### SELECTED EXCERPT:
··········

Mentally Ill in a High-Stakes Job

But it’s not just in aviation where mental-health treatment is a concern.

Consider also doctors, dentists, lawyers. They have trained for years, passed tough exams, been licensed and deemed fit by a stringent set of regulations; they’re needed at their best. Yet many of these high-responsibility, high-risk career fields have high rates of suicide. That means many of these highly trained workers could be showing up at work in a compromised condition.

Seeking help for depression, anxiety, or another mental condition can be difficult for anyone. People may be embarrassed to discuss their symptoms, they might not know what kind of healthcare provider to see, or they might hope the problem will go away on its own. But in some fields, visiting a therapist for a diagnosis or starting medications can endanger the licensing and career someone has often worked a decade or more to achieve…

According to the National Occupational Mortality Surveillance Report from the CDC, which studied nearly 500 different professions, physicians have one of the highest rates of suicide in the U.S., coming in at 16th. Why, in a field designed to heal, are so many people suffering? …

In a follow-up survey to further examine the issue, to which 35 boards responded, 13 stated that any report of mental illness is sufficient for imposing consequences, such as revocation or restriction of license, probation, or requiring completion of a treatment regimen…

On a web forum for medical students, one member who chose the name “Broken Doctor” for a screen name offered his or her experience:

Your fears about professional stigma and discrimination from medical licensing boards are well-founded.

··········

### EXERCISES:
(a) In the piece on mental illness in high-stakes jobs, how many of the 35 boards that answered the follow-up survey said any report of mental illness is enough to impose consequences?
(b) Pick up the piece on mental illness in high-stakes jobs right after its final sentence and carry it forward.

### RECORDS:
··········

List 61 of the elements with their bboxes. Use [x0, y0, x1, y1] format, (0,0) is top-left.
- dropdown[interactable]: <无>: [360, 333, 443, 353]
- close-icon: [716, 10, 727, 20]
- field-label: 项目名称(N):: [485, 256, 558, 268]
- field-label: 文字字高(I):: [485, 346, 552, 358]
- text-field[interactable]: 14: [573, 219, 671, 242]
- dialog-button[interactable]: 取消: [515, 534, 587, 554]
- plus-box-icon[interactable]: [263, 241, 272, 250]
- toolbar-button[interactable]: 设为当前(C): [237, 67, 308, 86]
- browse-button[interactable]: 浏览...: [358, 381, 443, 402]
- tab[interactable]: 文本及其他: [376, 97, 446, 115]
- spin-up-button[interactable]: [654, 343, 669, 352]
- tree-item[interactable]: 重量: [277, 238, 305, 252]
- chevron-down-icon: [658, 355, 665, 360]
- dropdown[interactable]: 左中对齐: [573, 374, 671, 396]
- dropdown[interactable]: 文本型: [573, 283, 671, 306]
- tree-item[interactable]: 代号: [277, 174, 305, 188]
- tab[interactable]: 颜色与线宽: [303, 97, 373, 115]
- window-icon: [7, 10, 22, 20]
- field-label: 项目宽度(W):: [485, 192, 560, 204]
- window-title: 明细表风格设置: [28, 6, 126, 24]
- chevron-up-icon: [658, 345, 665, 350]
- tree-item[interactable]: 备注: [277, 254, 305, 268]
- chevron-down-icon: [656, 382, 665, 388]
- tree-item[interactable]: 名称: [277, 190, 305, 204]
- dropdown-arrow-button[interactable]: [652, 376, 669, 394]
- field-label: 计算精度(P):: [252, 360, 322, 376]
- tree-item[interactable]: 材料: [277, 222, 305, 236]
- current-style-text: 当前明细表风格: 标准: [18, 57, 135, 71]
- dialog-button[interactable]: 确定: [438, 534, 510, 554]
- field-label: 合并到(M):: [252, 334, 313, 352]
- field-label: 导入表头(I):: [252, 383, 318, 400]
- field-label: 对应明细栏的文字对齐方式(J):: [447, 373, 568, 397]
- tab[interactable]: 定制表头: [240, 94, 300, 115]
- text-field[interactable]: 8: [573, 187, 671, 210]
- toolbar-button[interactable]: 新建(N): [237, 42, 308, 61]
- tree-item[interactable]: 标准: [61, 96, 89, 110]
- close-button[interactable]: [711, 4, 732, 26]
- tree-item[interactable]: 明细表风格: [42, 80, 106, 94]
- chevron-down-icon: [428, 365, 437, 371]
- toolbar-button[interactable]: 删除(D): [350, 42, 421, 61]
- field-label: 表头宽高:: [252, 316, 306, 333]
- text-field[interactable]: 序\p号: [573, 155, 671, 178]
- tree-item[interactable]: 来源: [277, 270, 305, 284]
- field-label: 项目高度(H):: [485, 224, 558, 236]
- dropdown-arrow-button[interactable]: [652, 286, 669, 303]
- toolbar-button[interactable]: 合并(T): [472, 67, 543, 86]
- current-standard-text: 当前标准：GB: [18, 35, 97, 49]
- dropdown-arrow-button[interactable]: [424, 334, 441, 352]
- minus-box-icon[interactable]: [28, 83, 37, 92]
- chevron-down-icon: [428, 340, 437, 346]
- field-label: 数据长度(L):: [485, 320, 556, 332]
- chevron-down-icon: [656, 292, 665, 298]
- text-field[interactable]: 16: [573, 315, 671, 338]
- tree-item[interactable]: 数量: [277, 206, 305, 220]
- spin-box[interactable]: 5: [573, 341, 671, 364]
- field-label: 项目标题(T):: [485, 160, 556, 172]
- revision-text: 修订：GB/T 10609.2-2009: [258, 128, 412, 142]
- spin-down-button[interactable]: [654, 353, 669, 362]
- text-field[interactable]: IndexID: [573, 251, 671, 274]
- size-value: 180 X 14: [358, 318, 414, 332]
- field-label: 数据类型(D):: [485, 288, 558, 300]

··········

### WRITTEN ANSWERS:
(a) 13 of the 35 responding boards.

(b)
I have been treated for depression for many years. When my state medical board found out (I reported it myself after taking a brief medical leave of absence), they chose to publicly discipline me simply for getting sick. In my case, there have never been any allegations of misconduct, incompetence, or practicing while impaired. Overall, this has been the most humiliating experience of my life. The professional damage is staggering and irreversible. […] So, my advice to you would be to NEVER EVER EVER admit to your licensing board anything that could even remotely be considered mental illness. Until the professional stigma of mental illness is squarely addressed by organized medicine, your honesty will only get you in trouble.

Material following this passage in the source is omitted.